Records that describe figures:
▼
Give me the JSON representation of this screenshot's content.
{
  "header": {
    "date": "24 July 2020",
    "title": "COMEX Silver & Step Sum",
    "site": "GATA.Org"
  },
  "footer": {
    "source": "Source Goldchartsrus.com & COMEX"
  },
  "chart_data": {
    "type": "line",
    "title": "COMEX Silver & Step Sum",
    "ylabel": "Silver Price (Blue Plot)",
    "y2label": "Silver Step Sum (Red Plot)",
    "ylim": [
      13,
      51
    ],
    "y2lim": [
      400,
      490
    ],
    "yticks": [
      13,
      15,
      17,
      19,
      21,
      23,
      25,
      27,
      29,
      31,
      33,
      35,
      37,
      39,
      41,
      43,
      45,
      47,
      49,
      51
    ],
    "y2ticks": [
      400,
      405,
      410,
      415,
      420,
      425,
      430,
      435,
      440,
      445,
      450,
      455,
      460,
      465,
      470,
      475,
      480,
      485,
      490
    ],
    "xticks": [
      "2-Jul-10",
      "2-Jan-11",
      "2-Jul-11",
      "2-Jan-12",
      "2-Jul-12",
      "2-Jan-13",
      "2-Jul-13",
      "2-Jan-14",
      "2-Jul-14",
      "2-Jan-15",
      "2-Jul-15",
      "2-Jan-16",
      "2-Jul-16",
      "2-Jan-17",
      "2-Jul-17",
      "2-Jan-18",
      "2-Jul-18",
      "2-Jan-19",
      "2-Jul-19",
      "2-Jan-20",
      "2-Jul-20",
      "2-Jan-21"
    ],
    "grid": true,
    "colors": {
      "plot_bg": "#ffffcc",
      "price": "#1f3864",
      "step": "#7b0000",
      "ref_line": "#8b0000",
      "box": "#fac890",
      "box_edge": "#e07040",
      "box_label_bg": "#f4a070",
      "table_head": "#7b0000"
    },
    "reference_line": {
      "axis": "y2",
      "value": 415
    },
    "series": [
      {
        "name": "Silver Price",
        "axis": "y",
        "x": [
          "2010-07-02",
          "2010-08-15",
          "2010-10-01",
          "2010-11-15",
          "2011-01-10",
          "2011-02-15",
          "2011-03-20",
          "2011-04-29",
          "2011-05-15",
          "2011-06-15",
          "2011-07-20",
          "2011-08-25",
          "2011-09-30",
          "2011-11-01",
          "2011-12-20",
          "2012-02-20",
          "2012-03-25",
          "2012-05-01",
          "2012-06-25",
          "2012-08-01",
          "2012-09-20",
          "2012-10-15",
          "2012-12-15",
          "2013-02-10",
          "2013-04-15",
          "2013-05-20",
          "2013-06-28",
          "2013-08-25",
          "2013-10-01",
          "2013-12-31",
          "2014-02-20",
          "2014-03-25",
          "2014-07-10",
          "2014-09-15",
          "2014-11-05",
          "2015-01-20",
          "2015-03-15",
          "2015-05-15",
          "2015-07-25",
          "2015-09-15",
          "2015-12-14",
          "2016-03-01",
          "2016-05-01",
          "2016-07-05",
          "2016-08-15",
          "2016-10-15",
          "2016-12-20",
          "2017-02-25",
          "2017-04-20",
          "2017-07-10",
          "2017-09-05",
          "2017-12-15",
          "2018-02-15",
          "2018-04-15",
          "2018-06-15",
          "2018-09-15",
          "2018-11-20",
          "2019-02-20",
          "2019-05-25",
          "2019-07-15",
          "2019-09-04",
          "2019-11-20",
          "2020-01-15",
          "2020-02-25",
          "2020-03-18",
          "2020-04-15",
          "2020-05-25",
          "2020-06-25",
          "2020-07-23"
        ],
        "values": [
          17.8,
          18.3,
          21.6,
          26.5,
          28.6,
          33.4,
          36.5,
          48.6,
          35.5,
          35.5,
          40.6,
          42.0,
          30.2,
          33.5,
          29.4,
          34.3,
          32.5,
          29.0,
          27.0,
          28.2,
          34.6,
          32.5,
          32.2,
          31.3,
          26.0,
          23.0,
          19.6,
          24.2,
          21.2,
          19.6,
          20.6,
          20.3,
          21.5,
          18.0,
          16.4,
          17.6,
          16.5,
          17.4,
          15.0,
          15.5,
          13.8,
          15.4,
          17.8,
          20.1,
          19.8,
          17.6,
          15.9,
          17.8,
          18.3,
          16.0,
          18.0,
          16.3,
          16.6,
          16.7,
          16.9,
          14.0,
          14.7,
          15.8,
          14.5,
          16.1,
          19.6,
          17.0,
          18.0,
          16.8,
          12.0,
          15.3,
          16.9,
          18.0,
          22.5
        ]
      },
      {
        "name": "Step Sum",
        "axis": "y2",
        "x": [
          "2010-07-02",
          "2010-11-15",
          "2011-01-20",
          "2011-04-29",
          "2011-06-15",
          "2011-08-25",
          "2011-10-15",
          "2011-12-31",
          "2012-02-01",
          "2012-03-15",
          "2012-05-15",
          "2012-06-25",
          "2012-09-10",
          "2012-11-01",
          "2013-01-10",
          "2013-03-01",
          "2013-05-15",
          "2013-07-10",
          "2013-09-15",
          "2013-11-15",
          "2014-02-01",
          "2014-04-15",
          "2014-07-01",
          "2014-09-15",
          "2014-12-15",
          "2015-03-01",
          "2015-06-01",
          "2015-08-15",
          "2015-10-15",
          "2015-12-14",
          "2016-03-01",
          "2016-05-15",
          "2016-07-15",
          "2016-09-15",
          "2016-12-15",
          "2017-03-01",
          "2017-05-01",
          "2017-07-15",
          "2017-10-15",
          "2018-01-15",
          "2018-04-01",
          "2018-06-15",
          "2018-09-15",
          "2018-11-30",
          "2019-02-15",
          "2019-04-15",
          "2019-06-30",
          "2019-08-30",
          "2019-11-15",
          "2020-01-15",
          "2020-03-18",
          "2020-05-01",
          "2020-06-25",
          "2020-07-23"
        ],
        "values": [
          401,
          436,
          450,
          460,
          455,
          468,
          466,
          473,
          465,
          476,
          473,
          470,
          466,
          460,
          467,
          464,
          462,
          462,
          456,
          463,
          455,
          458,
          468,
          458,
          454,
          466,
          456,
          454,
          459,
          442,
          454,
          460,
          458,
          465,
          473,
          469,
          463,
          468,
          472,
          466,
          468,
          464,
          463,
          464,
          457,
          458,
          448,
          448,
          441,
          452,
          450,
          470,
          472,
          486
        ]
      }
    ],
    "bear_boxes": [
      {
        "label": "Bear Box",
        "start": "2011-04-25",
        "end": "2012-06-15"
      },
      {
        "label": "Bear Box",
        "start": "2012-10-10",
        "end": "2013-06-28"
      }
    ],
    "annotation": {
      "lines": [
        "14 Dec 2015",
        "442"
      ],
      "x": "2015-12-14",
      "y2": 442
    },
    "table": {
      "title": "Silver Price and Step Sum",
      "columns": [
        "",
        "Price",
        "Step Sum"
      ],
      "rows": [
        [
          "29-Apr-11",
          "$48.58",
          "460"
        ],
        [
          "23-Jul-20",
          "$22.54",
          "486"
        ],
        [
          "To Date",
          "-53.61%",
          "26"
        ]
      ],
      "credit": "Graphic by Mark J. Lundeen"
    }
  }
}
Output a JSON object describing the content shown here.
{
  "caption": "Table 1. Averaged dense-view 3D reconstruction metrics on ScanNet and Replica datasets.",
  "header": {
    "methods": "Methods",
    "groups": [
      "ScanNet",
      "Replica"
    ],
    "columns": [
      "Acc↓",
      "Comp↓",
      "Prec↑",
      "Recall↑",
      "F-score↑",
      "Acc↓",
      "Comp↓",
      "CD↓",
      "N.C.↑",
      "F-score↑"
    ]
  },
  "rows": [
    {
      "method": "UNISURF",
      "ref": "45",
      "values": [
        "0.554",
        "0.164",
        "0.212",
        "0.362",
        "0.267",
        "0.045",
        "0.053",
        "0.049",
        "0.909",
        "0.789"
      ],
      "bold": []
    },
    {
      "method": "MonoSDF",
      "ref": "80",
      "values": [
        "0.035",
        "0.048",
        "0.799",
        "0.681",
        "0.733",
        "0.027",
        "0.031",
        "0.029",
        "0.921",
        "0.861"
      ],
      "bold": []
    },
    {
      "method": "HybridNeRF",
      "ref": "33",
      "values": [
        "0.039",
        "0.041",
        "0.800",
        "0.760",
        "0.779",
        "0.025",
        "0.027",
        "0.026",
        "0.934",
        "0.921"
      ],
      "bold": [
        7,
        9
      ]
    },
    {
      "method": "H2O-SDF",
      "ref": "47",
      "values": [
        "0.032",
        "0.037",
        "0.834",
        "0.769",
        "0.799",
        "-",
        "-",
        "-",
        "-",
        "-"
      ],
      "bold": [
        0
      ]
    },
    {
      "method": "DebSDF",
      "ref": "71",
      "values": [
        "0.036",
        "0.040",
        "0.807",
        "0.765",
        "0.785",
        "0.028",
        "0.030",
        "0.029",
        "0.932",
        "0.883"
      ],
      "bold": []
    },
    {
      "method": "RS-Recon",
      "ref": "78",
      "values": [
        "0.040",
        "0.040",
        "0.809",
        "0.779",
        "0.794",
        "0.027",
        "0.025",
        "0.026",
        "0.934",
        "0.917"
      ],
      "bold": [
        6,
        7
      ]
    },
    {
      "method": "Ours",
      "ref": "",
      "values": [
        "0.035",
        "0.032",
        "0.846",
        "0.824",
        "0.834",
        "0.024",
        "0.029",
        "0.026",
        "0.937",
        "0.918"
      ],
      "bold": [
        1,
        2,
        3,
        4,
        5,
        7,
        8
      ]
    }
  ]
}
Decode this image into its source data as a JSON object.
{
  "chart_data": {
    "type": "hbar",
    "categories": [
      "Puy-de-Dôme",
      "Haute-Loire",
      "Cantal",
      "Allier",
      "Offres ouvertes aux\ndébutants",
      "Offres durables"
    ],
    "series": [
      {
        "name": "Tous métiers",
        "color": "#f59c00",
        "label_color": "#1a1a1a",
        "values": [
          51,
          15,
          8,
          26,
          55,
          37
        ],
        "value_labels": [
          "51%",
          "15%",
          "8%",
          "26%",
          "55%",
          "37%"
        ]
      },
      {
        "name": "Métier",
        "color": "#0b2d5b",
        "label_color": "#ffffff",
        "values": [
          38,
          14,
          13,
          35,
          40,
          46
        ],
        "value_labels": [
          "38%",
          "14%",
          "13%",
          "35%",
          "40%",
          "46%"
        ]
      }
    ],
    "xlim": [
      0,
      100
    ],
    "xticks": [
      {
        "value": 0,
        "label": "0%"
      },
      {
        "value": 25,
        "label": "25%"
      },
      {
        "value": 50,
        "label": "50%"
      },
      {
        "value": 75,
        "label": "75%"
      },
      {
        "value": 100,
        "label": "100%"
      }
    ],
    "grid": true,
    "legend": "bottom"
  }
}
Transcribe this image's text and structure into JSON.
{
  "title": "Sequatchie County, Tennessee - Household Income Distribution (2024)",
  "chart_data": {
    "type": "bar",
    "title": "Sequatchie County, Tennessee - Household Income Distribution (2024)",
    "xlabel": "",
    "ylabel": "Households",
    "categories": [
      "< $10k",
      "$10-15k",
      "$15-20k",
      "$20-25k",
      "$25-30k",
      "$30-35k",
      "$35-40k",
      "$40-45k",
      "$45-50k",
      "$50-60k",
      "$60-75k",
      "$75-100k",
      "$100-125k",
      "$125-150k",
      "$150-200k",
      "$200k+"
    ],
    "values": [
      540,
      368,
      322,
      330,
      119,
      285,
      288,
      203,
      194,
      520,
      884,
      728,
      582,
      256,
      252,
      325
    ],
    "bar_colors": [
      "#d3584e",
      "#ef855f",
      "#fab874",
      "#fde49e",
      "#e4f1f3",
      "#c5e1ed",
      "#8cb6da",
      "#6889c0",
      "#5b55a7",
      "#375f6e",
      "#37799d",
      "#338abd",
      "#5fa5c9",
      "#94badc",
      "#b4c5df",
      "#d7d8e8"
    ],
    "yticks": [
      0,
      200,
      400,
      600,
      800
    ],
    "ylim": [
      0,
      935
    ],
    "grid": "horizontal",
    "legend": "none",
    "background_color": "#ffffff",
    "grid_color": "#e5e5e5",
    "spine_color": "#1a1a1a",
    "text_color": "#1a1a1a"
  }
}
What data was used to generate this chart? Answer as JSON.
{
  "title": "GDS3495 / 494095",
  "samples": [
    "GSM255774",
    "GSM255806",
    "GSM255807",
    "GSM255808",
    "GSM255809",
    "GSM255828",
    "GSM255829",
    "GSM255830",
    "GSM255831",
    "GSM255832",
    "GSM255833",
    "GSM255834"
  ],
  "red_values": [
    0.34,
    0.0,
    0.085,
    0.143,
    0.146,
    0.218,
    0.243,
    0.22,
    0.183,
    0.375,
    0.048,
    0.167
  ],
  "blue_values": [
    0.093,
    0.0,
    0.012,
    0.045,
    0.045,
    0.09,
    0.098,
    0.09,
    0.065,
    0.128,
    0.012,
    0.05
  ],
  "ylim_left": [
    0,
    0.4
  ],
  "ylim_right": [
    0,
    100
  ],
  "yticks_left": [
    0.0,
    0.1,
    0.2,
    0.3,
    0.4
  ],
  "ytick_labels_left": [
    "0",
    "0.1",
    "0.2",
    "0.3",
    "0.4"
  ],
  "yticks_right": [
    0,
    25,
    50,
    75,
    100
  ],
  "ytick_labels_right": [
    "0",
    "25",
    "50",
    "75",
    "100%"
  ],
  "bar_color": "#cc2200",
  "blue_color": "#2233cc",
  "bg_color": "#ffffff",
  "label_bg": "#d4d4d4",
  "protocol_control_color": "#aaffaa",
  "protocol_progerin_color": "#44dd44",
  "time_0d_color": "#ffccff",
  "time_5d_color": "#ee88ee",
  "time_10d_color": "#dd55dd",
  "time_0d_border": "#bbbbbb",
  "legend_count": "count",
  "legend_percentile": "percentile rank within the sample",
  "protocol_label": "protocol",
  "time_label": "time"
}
▲
Request
Write out once more the lines above beginning at the line with "What data was"; continue through the final line and stop there.

The solution
What data was used to generate this chart? Answer as JSON.
{
  "title": "GDS3495 / 494095",
  "samples": [
    "GSM255774",
    "GSM255806",
    "GSM255807",
    "GSM255808",
    "GSM255809",
    "GSM255828",
    "GSM255829",
    "GSM255830",
    "GSM255831",
    "GSM255832",
    "GSM255833",
    "GSM255834"
  ],
  "red_values": [
    0.34,
    0.0,
    0.085,
    0.143,
    0.146,
    0.218,
    0.243,
    0.22,
    0.183,
    0.375,
    0.048,
    0.167
  ],
  "blue_values": [
    0.093,
    0.0,
    0.012,
    0.045,
    0.045,
    0.09,
    0.098,
    0.09,
    0.065,
    0.128,
    0.012,
    0.05
  ],
  "ylim_left": [
    0,
    0.4
  ],
  "ylim_right": [
    0,
    100
  ],
  "yticks_left": [
    0.0,
    0.1,
    0.2,
    0.3,
    0.4
  ],
  "ytick_labels_left": [
    "0",
    "0.1",
    "0.2",
    "0.3",
    "0.4"
  ],
  "yticks_right": [
    0,
    25,
    50,
    75,
    100
  ],
  "ytick_labels_right": [
    "0",
    "25",
    "50",
    "75",
    "100%"
  ],
  "bar_color": "#cc2200",
  "blue_color": "#2233cc",
  "bg_color": "#ffffff",
  "label_bg": "#d4d4d4",
  "protocol_control_color": "#aaffaa",
  "protocol_progerin_color": "#44dd44",
  "time_0d_color": "#ffccff",
  "time_5d_color": "#ee88ee",
  "time_10d_color": "#dd55dd",
  "time_0d_border": "#bbbbbb",
  "legend_count": "count",
  "legend_percentile": "percentile rank within the sample",
  "protocol_label": "protocol",
  "time_label": "time"
}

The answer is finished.